◆ YOUR GOAL:
Copy verbatim the lines of the entries below that begin with the line containing "keep-connected-toggle[interactable] [856, 960, 926, 995]" and end with the line containing "chat-icon [1706, 1509, 1742, 1545]", including both of those lines.

◆ Bounding box entries:

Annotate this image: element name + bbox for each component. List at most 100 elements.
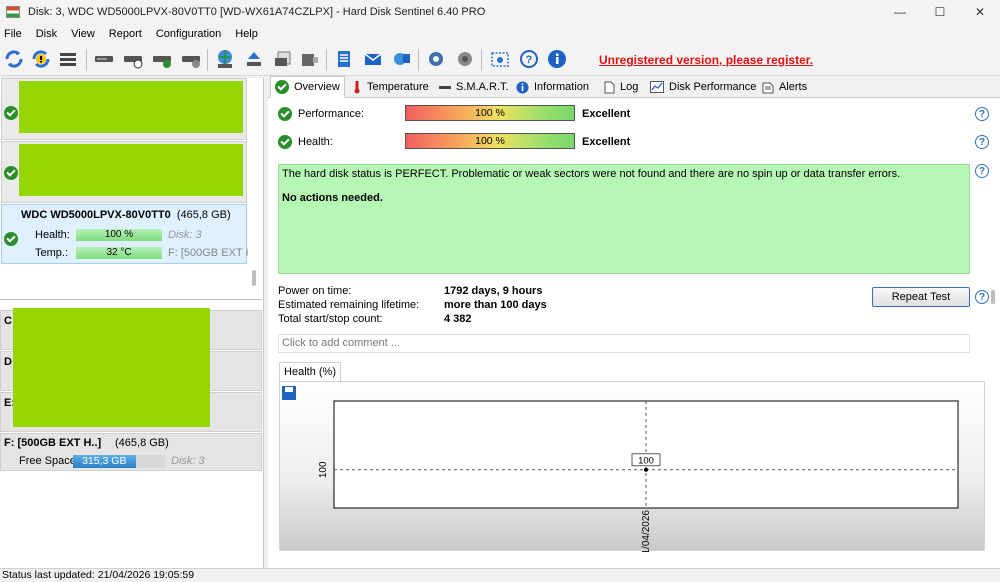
menu-configuration[interactable]: Configuration xyxy=(149,28,228,40)
thermometer-icon xyxy=(354,81,360,94)
mail-icon[interactable] xyxy=(361,47,385,71)
power-on-value: 1792 days, 9 hours xyxy=(444,285,543,297)
health-minibar: 100 % xyxy=(76,229,162,241)
toolbar-separator xyxy=(326,49,327,71)
web-report-icon[interactable] xyxy=(390,47,414,71)
sound-icon[interactable] xyxy=(453,47,477,71)
disk-number: Disk: 3 xyxy=(171,455,205,467)
tab-label: Overview xyxy=(294,81,340,93)
temp-label: Temp.: xyxy=(35,247,69,259)
redacted-partition-info xyxy=(13,308,210,427)
action-text: No actions needed. xyxy=(282,192,383,204)
disk-item-selected[interactable]: WDC WD5000LPVX-80V0TT0 (465,8 GB) Health… xyxy=(1,204,248,264)
performance-bar: 100 % xyxy=(405,105,575,121)
help-icon[interactable]: ? xyxy=(975,164,989,178)
lifetime-value: more than 100 days xyxy=(444,299,547,311)
title-bar: Disk: 3, WDC WD5000LPVX-80V0TT0 [WD-WX61… xyxy=(0,0,1000,24)
menu-file[interactable]: File xyxy=(0,28,29,40)
main-scrollbar[interactable] xyxy=(991,290,995,304)
tab-overview[interactable]: Overview xyxy=(270,76,345,98)
info-icon[interactable] xyxy=(545,47,569,71)
health-ok-icon xyxy=(278,135,292,149)
performance-ok-icon xyxy=(278,107,292,121)
free-space-bar: 315,3 GB xyxy=(73,455,136,468)
help-icon[interactable]: ? xyxy=(975,107,989,121)
toolbar: ? xyxy=(0,44,1000,76)
status-ok-icon xyxy=(4,232,18,246)
tab-disk-performance[interactable]: Disk Performance xyxy=(646,76,760,98)
overview-panel: Performance: 100 % Excellent ? Health: 1… xyxy=(268,98,1000,568)
toolbar-separator xyxy=(207,49,208,71)
tab-temperature[interactable]: Temperature xyxy=(348,76,433,98)
partition-letter: F: [500GB EXT H..] xyxy=(4,437,102,449)
help-icon[interactable]: ? xyxy=(975,135,989,149)
power-on-label: Power on time: xyxy=(278,285,352,297)
scrollbar[interactable] xyxy=(252,270,256,286)
refresh-warning-icon[interactable] xyxy=(29,47,53,71)
health-label: Health: xyxy=(35,229,70,241)
help-icon[interactable]: ? xyxy=(517,47,541,71)
usb-disk-icon[interactable] xyxy=(298,47,322,71)
health-label: Health: xyxy=(298,136,333,148)
info-icon xyxy=(516,81,529,93)
disk-header: WDC WD5000LPVX-80V0TT0 (465,8 GB) xyxy=(21,209,231,221)
screenshot-icon[interactable] xyxy=(488,47,512,71)
help-icon[interactable]: ? xyxy=(975,290,989,304)
partition-list: F: [500GB EXT HD xyxy=(168,247,248,259)
tab-smart[interactable]: S.M.A.R.T. xyxy=(435,76,513,98)
tab-alerts[interactable]: Alerts xyxy=(758,76,811,98)
save-icon-label-area xyxy=(285,387,293,392)
eject-icon[interactable] xyxy=(242,47,266,71)
gear-icon[interactable] xyxy=(424,47,448,71)
performance-rating: Excellent xyxy=(582,108,631,120)
toolbar-separator xyxy=(481,49,482,71)
tab-information[interactable]: Information xyxy=(512,76,593,98)
chart-tab-health[interactable]: Health (%) xyxy=(279,362,341,381)
network-disk-icon[interactable] xyxy=(213,47,237,71)
app-icon xyxy=(6,6,20,18)
menu-report[interactable]: Report xyxy=(102,28,149,40)
menu-help[interactable]: Help xyxy=(228,28,265,40)
disk-clock-icon[interactable] xyxy=(121,47,145,71)
tab-label: Information xyxy=(534,81,590,93)
menu-view[interactable]: View xyxy=(64,28,102,40)
check-icon xyxy=(275,80,289,94)
status-ok-icon xyxy=(4,106,18,120)
disk-stack-icon[interactable] xyxy=(271,47,295,71)
close-button[interactable]: ✕ xyxy=(960,0,1000,24)
status-text: The hard disk status is PERFECT. Problem… xyxy=(282,168,901,180)
disk-settings-icon[interactable] xyxy=(179,47,203,71)
tab-label: Log xyxy=(620,81,639,93)
refresh-icon[interactable] xyxy=(2,47,26,71)
health-bar: 100 % xyxy=(405,133,575,149)
toolbar-separator xyxy=(86,49,87,71)
disk-item[interactable] xyxy=(1,78,247,140)
report-icon[interactable] xyxy=(332,47,356,71)
health-chart-svg: 100 100 21/04/2026 xyxy=(282,386,959,552)
menu-bar: File Disk View Report Configuration Help xyxy=(0,25,1000,43)
smart-icon xyxy=(439,86,451,89)
status-box: The hard disk status is PERFECT. Problem… xyxy=(278,164,970,274)
performance-label: Performance: xyxy=(298,108,365,120)
temp-minibar: 32 °C xyxy=(76,247,162,259)
disk-icon[interactable] xyxy=(92,47,116,71)
disk-item[interactable] xyxy=(1,141,247,203)
minimize-button[interactable]: — xyxy=(880,0,920,24)
data-point xyxy=(644,467,648,472)
tab-label: Temperature xyxy=(367,81,429,93)
tab-log[interactable]: Log xyxy=(600,76,642,98)
tab-label: S.M.A.R.T. xyxy=(456,81,509,93)
disk-check-icon[interactable] xyxy=(150,47,174,71)
maximize-button[interactable]: ☐ xyxy=(920,0,960,24)
repeat-test-button[interactable]: Repeat Test xyxy=(872,287,970,307)
free-space-label: Free Space xyxy=(19,455,76,467)
comment-input[interactable]: Click to add comment ... xyxy=(278,334,970,353)
partition-item[interactable]: F: [500GB EXT H..] (465,8 GB) Free Space… xyxy=(0,433,262,471)
window-title: Disk: 3, WDC WD5000LPVX-80V0TT0 [WD-WX61… xyxy=(28,6,486,18)
register-link[interactable]: Unregistered version, please register. xyxy=(599,53,813,67)
alerts-icon xyxy=(762,82,774,93)
disk-list-icon[interactable] xyxy=(56,47,80,71)
partition-list-panel: C: D: E: F: [500GB EXT H..] (465,8 GB) F… xyxy=(0,306,262,568)
svg-text:?: ? xyxy=(526,54,533,66)
menu-disk[interactable]: Disk xyxy=(29,28,64,40)
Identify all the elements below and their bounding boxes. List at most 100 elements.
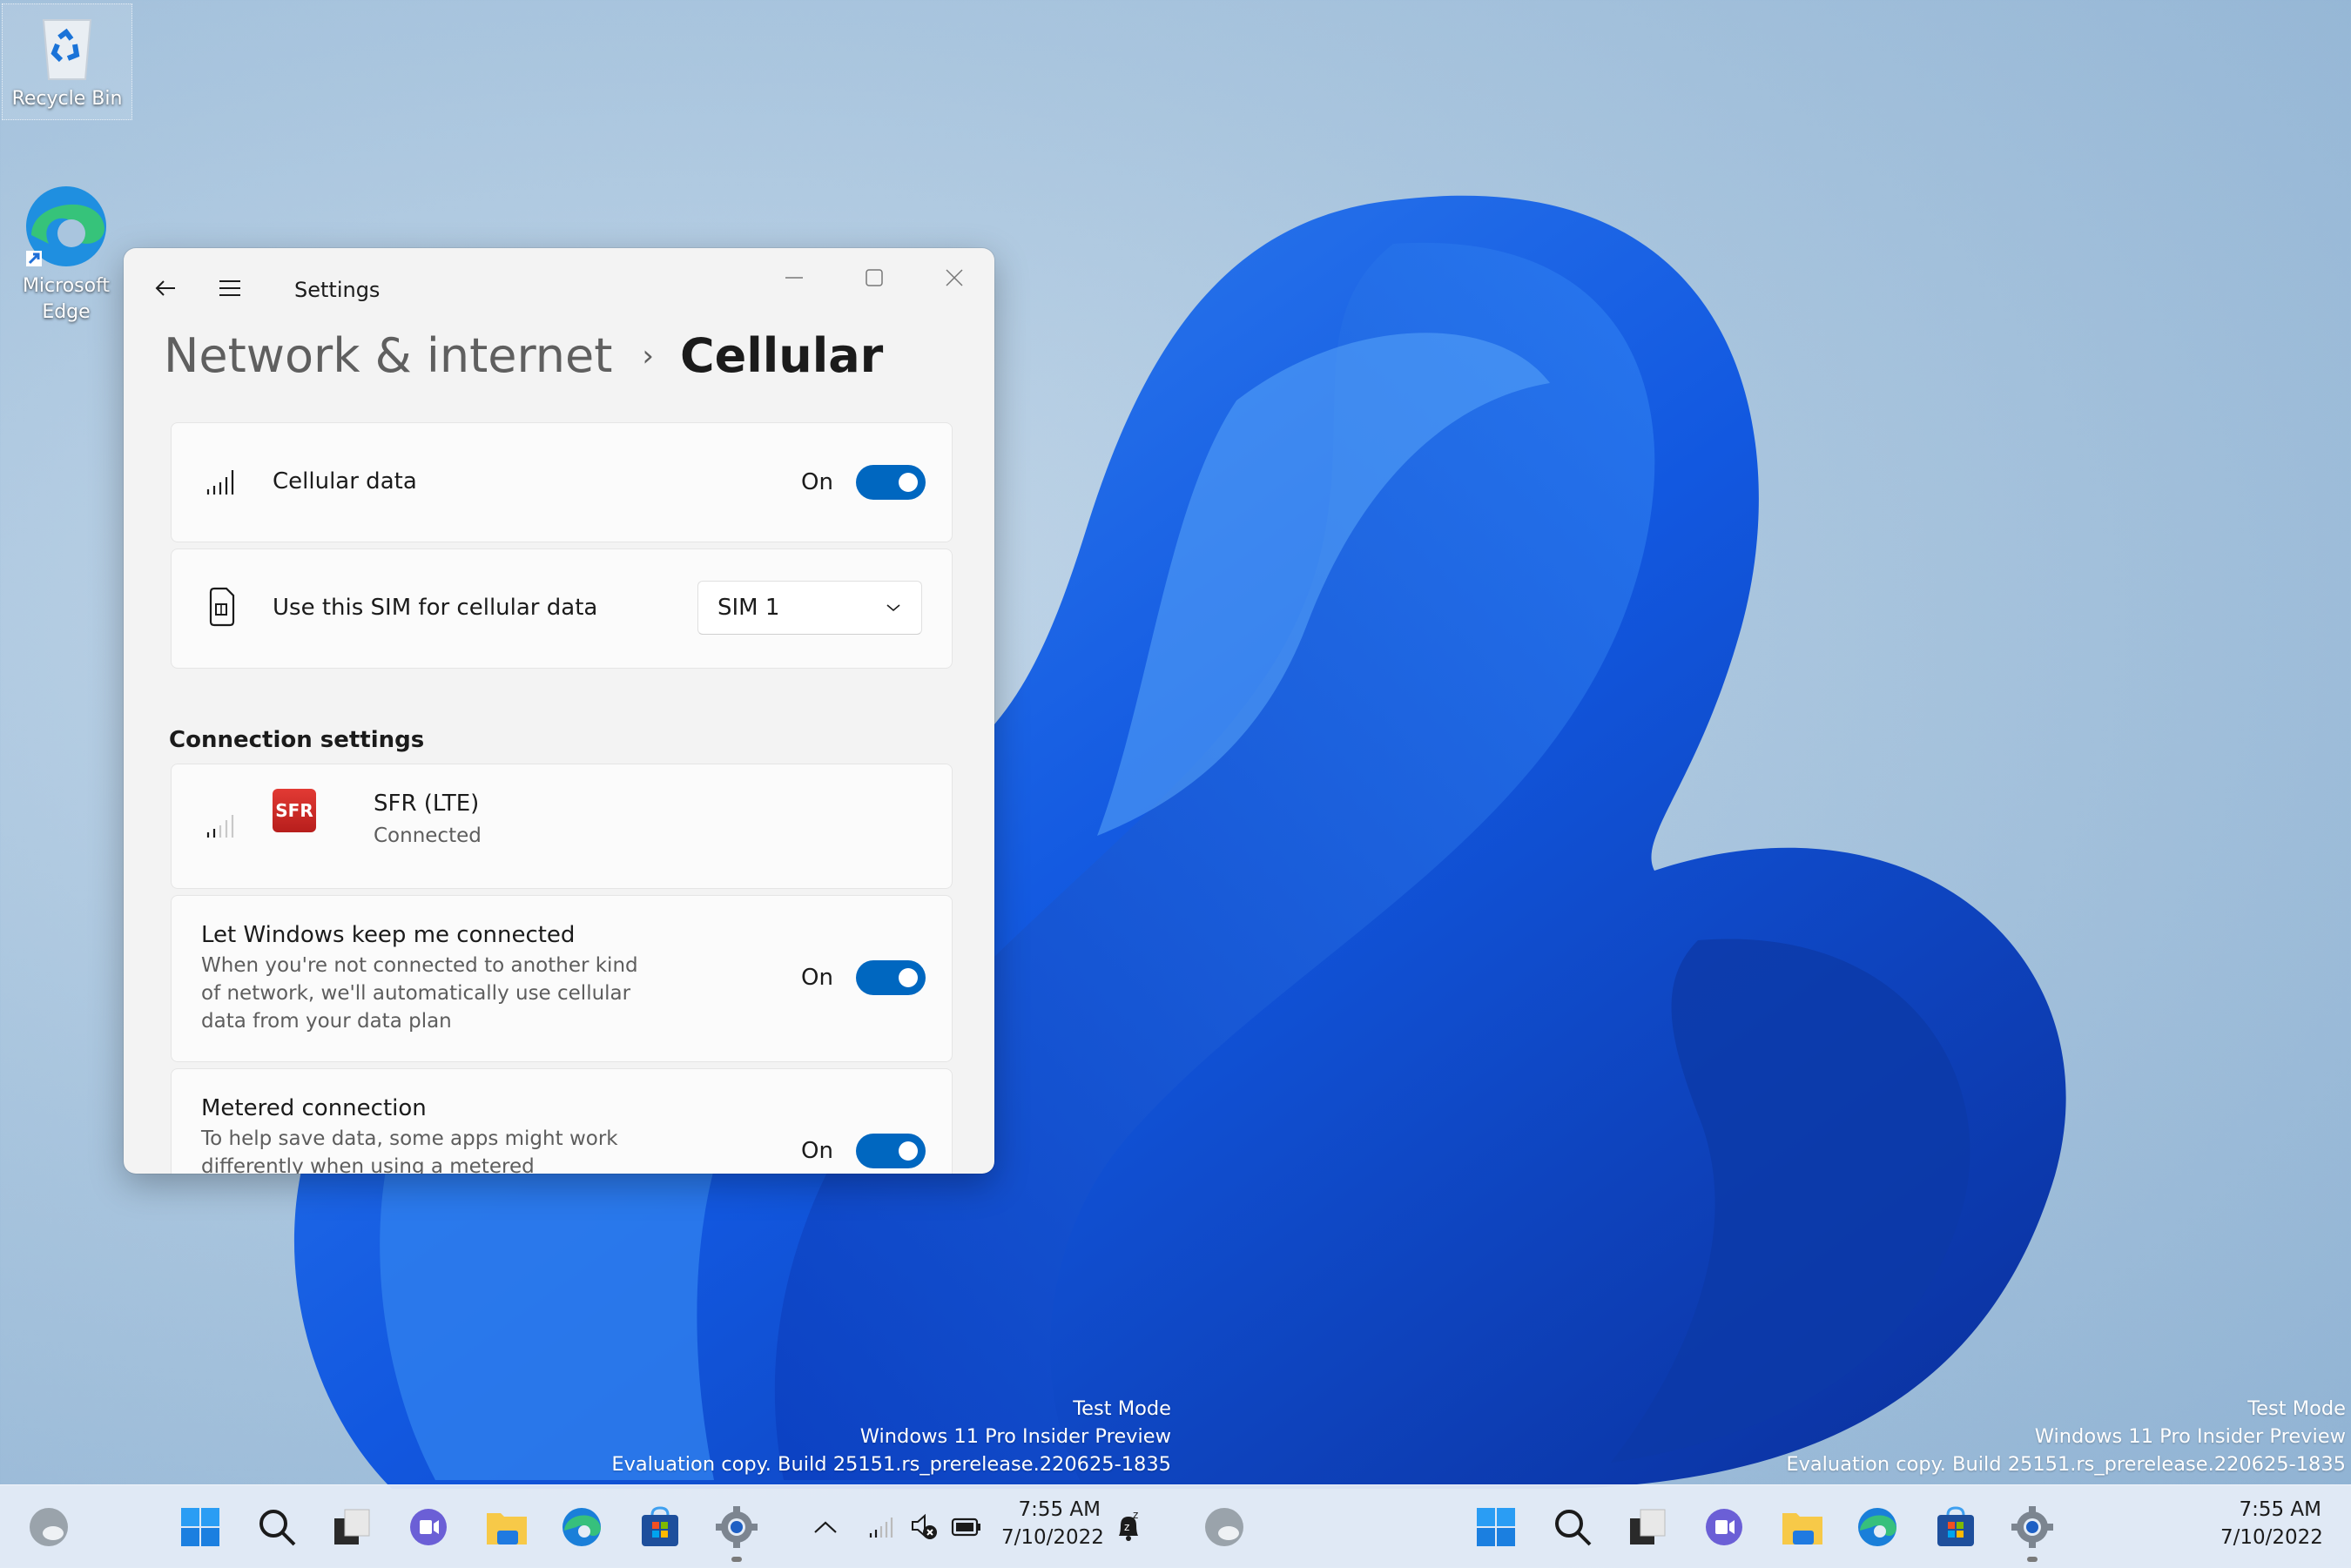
keep-connected-toggle[interactable] [856, 960, 926, 995]
network-signal-icon [205, 808, 239, 843]
sim-select-label: Use this SIM for cellular data [273, 595, 598, 621]
edge-taskbar-button-2[interactable] [1853, 1503, 1902, 1551]
keep-connected-description: When you're not connected to another kin… [201, 954, 638, 1033]
weather-icon [30, 1508, 68, 1546]
chat-button-2[interactable] [1700, 1503, 1748, 1551]
clock-time: 7:55 AM [2239, 1498, 2321, 1521]
chat-icon [1706, 1509, 1742, 1545]
edge-taskbar-button[interactable] [557, 1503, 606, 1551]
navigation-menu-button[interactable] [204, 262, 256, 314]
maximize-button[interactable] [848, 252, 900, 304]
settings-taskbar-button[interactable] [712, 1503, 761, 1551]
task-view-button-2[interactable] [1623, 1503, 1672, 1551]
metered-toggle[interactable] [856, 1134, 926, 1168]
search-button-2[interactable] [1548, 1503, 1597, 1551]
breadcrumb-separator-icon: › [642, 338, 655, 373]
search-button[interactable] [253, 1503, 301, 1551]
test-mode-watermark-secondary: Test Mode Windows 11 Pro Insider Preview… [1786, 1397, 2346, 1476]
taskbar: 7:55 AM 7/10/2022 zz 7:55 AM 7/10/2022 [0, 1484, 2351, 1568]
file-explorer-button-2[interactable] [1778, 1503, 1827, 1551]
running-indicator [2027, 1557, 2038, 1562]
settings-window: Settings Network & internet › Cellular C… [124, 248, 994, 1174]
chat-button[interactable] [404, 1503, 453, 1551]
maximize-icon [866, 269, 883, 286]
close-button[interactable] [928, 252, 980, 304]
clock-button[interactable]: 7:55 AM 7/10/2022 [1001, 1496, 1104, 1551]
search-icon [259, 1510, 296, 1546]
file-explorer-icon [1782, 1513, 1822, 1544]
volume-muted-icon [912, 1513, 937, 1539]
settings-icon [2011, 1506, 2053, 1548]
network-card[interactable]: SFR SFR (LTE) Connected [171, 764, 953, 889]
store-icon [642, 1506, 678, 1546]
weather-icon [1205, 1508, 1243, 1546]
chevron-up-icon [814, 1521, 837, 1533]
start-button[interactable] [176, 1503, 225, 1551]
keep-connected-toggle-group: On [801, 960, 926, 995]
cellular-data-label: Cellular data [273, 468, 417, 495]
clock-button-2[interactable]: 7:55 AM 7/10/2022 [2220, 1496, 2323, 1551]
sim-select-card: Use this SIM for cellular data SIM 1 [171, 548, 953, 669]
back-arrow-icon [155, 280, 175, 296]
task-view-icon [334, 1509, 370, 1544]
test-mode-watermark: Test Mode Windows 11 Pro Insider Preview… [611, 1397, 1171, 1476]
start-icon [1477, 1508, 1515, 1546]
weather-widget-button[interactable] [24, 1503, 73, 1551]
cellular-signal-icon [869, 1518, 893, 1538]
task-view-icon [1630, 1509, 1666, 1544]
network-tray-button[interactable] [857, 1503, 906, 1551]
metered-connection-card: Metered connection To help save data, so… [171, 1068, 953, 1174]
recycle-bin-icon [37, 13, 98, 83]
svg-text:z: z [1124, 1521, 1129, 1533]
start-button-2[interactable] [1472, 1503, 1520, 1551]
cellular-signal-icon [205, 465, 239, 500]
toggle-state-text: On [801, 469, 833, 495]
minimize-button[interactable] [768, 252, 820, 304]
store-button-2[interactable] [1931, 1503, 1980, 1551]
back-button[interactable] [139, 262, 192, 314]
file-explorer-button[interactable] [482, 1503, 531, 1551]
desktop-icon-label: Microsoft Edge [22, 275, 111, 323]
start-icon [181, 1508, 219, 1546]
desktop-icon-recycle-bin[interactable]: Recycle Bin [2, 3, 132, 120]
edge-icon [1858, 1508, 1896, 1546]
sim-dropdown-value: SIM 1 [717, 595, 780, 621]
connection-settings-heading: Connection settings [169, 727, 425, 753]
app-title: Settings [294, 278, 381, 302]
search-icon [1555, 1510, 1592, 1546]
keep-connected-card: Let Windows keep me connected When you'r… [171, 895, 953, 1062]
store-button[interactable] [636, 1503, 684, 1551]
task-view-button[interactable] [327, 1503, 376, 1551]
battery-icon [951, 1518, 980, 1537]
close-icon [946, 269, 963, 286]
settings-icon [716, 1506, 758, 1548]
battery-tray-button[interactable] [942, 1503, 991, 1551]
toggle-state-text: On [801, 1138, 833, 1164]
sim-dropdown[interactable]: SIM 1 [697, 581, 922, 635]
notification-button[interactable]: zz [1104, 1503, 1153, 1551]
desktop-icon-edge[interactable]: Microsoft Edge [2, 174, 131, 326]
show-hidden-icons-button[interactable] [801, 1503, 850, 1551]
do-not-disturb-bell-icon: zz [1119, 1510, 1138, 1541]
title-bar[interactable]: Settings [124, 248, 994, 335]
metered-title: Metered connection [201, 1095, 427, 1121]
clock-time: 7:55 AM [1018, 1498, 1101, 1521]
network-status: Connected [374, 824, 482, 847]
weather-widget-button-2[interactable] [1200, 1503, 1249, 1551]
breadcrumb-parent[interactable]: Network & internet [164, 328, 612, 383]
edge-icon [562, 1508, 601, 1546]
hamburger-menu-icon [219, 280, 240, 296]
edge-icon [23, 183, 110, 270]
file-explorer-icon [487, 1513, 527, 1544]
running-indicator [731, 1557, 742, 1562]
minimize-icon [785, 277, 803, 279]
breadcrumb: Network & internet › Cellular [164, 328, 883, 383]
store-icon [1937, 1506, 1974, 1546]
chevron-down-icon [886, 604, 900, 612]
cellular-data-toggle[interactable] [856, 465, 926, 500]
network-name: SFR (LTE) [374, 791, 480, 817]
chat-icon [410, 1509, 447, 1545]
sim-card-icon [205, 587, 239, 627]
toggle-state-text: On [801, 965, 833, 991]
settings-taskbar-button-2[interactable] [2008, 1503, 2057, 1551]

◆ RESPONSE TO THE TASK:
keep-connected-toggle[interactable] [856, 960, 926, 995]
network-signal-icon [205, 808, 239, 843]
sim-select-label: Use this SIM for cellular data [273, 595, 598, 621]
edge-taskbar-button-2[interactable] [1853, 1503, 1902, 1551]
keep-connected-description: When you're not connected to another kin… [201, 954, 638, 1033]
weather-icon [30, 1508, 68, 1546]
chat-button-2[interactable] [1700, 1503, 1748, 1551]
clock-time: 7:55 AM [2239, 1498, 2321, 1521]
chat-icon [1706, 1509, 1742, 1545]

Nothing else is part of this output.